• GIVEN INSTRUCTION:
Below are some records; return each one exactly.

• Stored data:
■ ■ ■

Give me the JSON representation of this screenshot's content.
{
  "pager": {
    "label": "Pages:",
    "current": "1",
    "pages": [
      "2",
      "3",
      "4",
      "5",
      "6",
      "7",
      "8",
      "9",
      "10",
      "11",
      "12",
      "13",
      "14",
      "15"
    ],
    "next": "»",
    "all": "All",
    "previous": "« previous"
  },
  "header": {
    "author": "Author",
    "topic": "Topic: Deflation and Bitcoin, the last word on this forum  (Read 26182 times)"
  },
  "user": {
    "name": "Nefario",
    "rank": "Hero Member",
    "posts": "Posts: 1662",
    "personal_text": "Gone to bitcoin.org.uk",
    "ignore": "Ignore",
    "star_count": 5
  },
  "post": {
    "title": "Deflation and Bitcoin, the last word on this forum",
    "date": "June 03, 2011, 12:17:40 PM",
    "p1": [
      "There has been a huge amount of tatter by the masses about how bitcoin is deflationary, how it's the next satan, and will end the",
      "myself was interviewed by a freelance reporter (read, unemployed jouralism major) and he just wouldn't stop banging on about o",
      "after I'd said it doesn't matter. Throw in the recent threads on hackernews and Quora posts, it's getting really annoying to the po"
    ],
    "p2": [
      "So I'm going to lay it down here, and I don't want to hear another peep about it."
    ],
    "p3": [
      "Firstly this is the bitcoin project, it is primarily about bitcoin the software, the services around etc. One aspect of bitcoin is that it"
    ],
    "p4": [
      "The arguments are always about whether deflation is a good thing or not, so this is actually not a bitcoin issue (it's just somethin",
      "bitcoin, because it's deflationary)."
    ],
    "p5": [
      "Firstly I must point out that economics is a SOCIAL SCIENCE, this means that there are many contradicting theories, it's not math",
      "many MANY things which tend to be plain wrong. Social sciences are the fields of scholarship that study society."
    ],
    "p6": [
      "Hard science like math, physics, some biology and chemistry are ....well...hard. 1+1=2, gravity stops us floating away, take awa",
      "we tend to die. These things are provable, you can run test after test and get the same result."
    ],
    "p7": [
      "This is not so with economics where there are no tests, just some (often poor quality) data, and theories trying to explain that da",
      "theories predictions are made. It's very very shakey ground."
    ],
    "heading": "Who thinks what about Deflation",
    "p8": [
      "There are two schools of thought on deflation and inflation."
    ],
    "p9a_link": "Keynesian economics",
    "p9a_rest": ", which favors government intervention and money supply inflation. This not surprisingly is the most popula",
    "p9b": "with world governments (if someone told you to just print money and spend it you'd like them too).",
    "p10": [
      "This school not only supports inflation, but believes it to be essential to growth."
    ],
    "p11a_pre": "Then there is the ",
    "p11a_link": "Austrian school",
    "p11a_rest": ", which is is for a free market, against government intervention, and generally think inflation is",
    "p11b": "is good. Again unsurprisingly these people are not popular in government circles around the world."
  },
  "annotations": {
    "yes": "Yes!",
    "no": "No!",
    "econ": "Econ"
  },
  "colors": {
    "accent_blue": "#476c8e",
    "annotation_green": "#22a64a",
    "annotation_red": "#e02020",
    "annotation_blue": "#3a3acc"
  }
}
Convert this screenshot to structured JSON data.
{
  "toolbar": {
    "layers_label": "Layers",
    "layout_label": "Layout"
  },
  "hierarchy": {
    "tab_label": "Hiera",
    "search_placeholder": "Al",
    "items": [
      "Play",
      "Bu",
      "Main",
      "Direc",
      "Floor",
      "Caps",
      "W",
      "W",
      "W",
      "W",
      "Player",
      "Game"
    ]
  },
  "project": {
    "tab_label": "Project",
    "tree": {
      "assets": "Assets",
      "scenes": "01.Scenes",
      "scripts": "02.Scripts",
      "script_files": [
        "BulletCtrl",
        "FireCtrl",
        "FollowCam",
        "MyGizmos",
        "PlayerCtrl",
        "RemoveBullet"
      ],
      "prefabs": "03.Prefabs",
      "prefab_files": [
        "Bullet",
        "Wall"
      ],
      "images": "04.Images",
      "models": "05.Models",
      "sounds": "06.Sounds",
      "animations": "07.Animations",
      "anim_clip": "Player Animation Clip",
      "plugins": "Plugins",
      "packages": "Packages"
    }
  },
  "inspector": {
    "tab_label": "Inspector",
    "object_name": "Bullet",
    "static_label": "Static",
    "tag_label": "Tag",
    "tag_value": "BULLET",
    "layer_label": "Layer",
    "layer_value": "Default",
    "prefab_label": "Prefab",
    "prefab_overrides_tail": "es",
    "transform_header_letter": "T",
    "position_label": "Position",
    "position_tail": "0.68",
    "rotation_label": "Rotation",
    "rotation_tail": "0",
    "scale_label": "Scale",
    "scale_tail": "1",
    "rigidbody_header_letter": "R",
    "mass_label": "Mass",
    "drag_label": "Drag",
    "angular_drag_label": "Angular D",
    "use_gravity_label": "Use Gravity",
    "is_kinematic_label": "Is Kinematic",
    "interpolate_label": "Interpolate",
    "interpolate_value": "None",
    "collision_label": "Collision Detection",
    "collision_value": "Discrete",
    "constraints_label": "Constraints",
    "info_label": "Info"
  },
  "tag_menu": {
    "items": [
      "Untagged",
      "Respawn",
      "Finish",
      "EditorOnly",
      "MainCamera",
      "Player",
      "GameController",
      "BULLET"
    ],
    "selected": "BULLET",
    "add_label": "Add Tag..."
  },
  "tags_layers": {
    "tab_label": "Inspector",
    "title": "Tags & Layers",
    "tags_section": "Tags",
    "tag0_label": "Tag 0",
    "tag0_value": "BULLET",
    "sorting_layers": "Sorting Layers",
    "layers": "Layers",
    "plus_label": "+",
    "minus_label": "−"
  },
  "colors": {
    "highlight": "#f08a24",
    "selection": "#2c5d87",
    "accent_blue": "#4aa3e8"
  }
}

■ ■ ■

• ANSWER TO THIS EXERCISE:
Give me the JSON representation of this screenshot's content.
{
  "pager": {
    "label": "Pages:",
    "current": "1",
    "pages": [
      "2",
      "3",
      "4",
      "5",
      "6",
      "7",
      "8",
      "9",
      "10",
      "11",
      "12",
      "13",
      "14",
      "15"
    ],
    "next": "»",
    "all": "All",
    "previous": "« previous"
  },
  "header": {
    "author": "Author",
    "topic": "Topic: Deflation and Bitcoin, the last word on this forum  (Read 26182 times)"
  },
  "user": {
    "name": "Nefario",
    "rank": "Hero Member",
    "posts": "Posts: 1662",
    "personal_text": "Gone to bitcoin.org.uk",
    "ignore": "Ignore",
    "star_count": 5
  },
  "post": {
    "title": "Deflation and Bitcoin, the last word on this forum",
    "date": "June 03, 2011, 12:17:40 PM",
    "p1": [
      "There has been a huge amount of tatter by the masses about how bitcoin is deflationary, how it's the next satan, and will end the",
      "myself was interviewed by a freelance reporter (read, unemployed jouralism major) and he just wouldn't stop banging on about o",
      "after I'd said it doesn't matter. Throw in the recent threads on hackernews and Quora posts, it's getting really annoying to the po"
    ],
    "p2": [
      "So I'm going to lay it down here, and I don't want to hear another peep about it."
    ],
    "p3": [
      "Firstly this is the bitcoin project, it is primarily about bitcoin the software, the services around etc. One aspect of bitcoin is that it"
    ],
    "p4": [
      "The arguments are always about whether deflation is a good thing or not, so this is actually not a bitcoin issue (it's just somethin",
      "bitcoin, because it's deflationary)."
    ],
    "p5": [
      "Firstly I must point out that economics is a SOCIAL SCIENCE, this means that there are many contradicting theories, it's not math",
      "many MANY things which tend to be plain wrong. Social sciences are the fields of scholarship that study society."
    ],
    "p6": [
      "Hard science like math, physics, some biology and chemistry are ....well...hard. 1+1=2, gravity stops us floating away, take awa",
      "we tend to die. These things are provable, you can run test after test and get the same result."
    ],
    "p7": [
      "This is not so with economics where there are no tests, just some (often poor quality) data, and theories trying to explain that da",
      "theories predictions are made. It's very very shakey ground."
    ],
    "heading": "Who thinks what about Deflation",
    "p8": [
      "There are two schools of thought on deflation and inflation."
    ],
    "p9a_link": "Keynesian economics",
    "p9a_rest": ", which favors government intervention and money supply inflation. This not surprisingly is the most popula",
    "p9b": "with world governments (if someone told you to just print money and spend it you'd like them too).",
    "p10": [
      "This school not only supports inflation, but believes it to be essential to growth."
    ],
    "p11a_pre": "Then there is the ",
    "p11a_link": "Austrian school",
    "p11a_rest": ", which is is for a free market, against government intervention, and generally think inflation is",
    "p11b": "is good. Again unsurprisingly these people are not popular in government circles around the world."
  },
  "annotations": {
    "yes": "Yes!",
    "no": "No!",
    "econ": "Econ"
  },
  "colors": {
    "accent_blue": "#476c8e",
    "annotation_green": "#22a64a",
    "annotation_red": "#e02020",
    "annotation_blue": "#3a3acc"
  }
}
Convert this screenshot to structured JSON data.
{
  "toolbar": {
    "layers_label": "Layers",
    "layout_label": "Layout"
  },
  "hierarchy": {
    "tab_label": "Hiera",
    "search_placeholder": "Al",
    "items": [
      "Play",
      "Bu",
      "Main",
      "Direc",
      "Floor",
      "Caps",
      "W",
      "W",
      "W",
      "W",
      "Player",
      "Game"
    ]
  },
  "project": {
    "tab_label": "Project",
    "tree": {
      "assets": "Assets",
      "scenes": "01.Scenes",
      "scripts": "02.Scripts",
      "script_files": [
        "BulletCtrl",
        "FireCtrl",
        "FollowCam",
        "MyGizmos",
        "PlayerCtrl",
        "RemoveBullet"
      ],
      "prefabs": "03.Prefabs",
      "prefab_files": [
        "Bullet",
        "Wall"
      ],
      "images": "04.Images",
      "models": "05.Models",
      "sounds": "06.Sounds",
      "animations": "07.Animations",
      "anim_clip": "Player Animation Clip",
      "plugins": "Plugins",
      "packages": "Packages"
    }
  },
  "inspector": {
    "tab_label": "Inspector",
    "object_name": "Bullet",
    "static_label": "Static",
    "tag_label": "Tag",
    "tag_value": "BULLET",
    "layer_label": "Layer",
    "layer_value": "Default",
    "prefab_label": "Prefab",
    "prefab_overrides_tail": "es",
    "transform_header_letter": "T",
    "position_label": "Position",
    "position_tail": "0.68",
    "rotation_label": "Rotation",
    "rotation_tail": "0",
    "scale_label": "Scale",
    "scale_tail": "1",
    "rigidbody_header_letter": "R",
    "mass_label": "Mass",
    "drag_label": "Drag",
    "angular_drag_label": "Angular D",
    "use_gravity_label": "Use Gravity",
    "is_kinematic_label": "Is Kinematic",
    "interpolate_label": "Interpolate",
    "interpolate_value": "None",
    "collision_label": "Collision Detection",
    "collision_value": "Discrete",
    "constraints_label": "Constraints",
    "info_label": "Info"
  },
  "tag_menu": {
    "items": [
      "Untagged",
      "Respawn",
      "Finish",
      "EditorOnly",
      "MainCamera",
      "Player",
      "GameController",
      "BULLET"
    ],
    "selected": "BULLET",
    "add_label": "Add Tag..."
  },
  "tags_layers": {
    "tab_label": "Inspector",
    "title": "Tags & Layers",
    "tags_section": "Tags",
    "tag0_label": "Tag 0",
    "tag0_value": "BULLET",
    "sorting_layers": "Sorting Layers",
    "layers": "Layers",
    "plus_label": "+",
    "minus_label": "−"
  },
  "colors": {
    "highlight": "#f08a24",
    "selection": "#2c5d87",
    "accent_blue": "#4aa3e8"
  }
}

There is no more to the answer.